--- Stated task ---
Exactly repeat the material, dropping only the pictures.

--- Raw records ---

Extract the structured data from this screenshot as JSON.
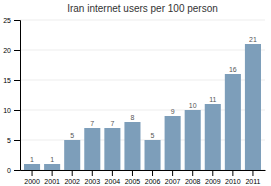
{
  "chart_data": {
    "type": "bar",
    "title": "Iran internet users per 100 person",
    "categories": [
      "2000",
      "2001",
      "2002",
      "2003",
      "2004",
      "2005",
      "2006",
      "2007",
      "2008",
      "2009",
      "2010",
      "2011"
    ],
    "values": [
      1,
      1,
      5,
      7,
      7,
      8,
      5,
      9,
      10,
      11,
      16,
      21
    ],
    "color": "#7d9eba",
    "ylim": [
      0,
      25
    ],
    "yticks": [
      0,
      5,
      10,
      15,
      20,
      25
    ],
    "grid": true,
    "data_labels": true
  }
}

--- The output ---
Extract the structured data from this screenshot as JSON.
{
  "chart_data": {
    "type": "bar",
    "title": "Iran internet users per 100 person",
    "categories": [
      "2000",
      "2001",
      "2002",
      "2003",
      "2004",
      "2005",
      "2006",
      "2007",
      "2008",
      "2009",
      "2010",
      "2011"
    ],
    "values": [
      1,
      1,
      5,
      7,
      7,
      8,
      5,
      9,
      10,
      11,
      16,
      21
    ],
    "color": "#7d9eba",
    "ylim": [
      0,
      25
    ],
    "yticks": [
      0,
      5,
      10,
      15,
      20,
      25
    ],
    "grid": true,
    "data_labels": true
  }
}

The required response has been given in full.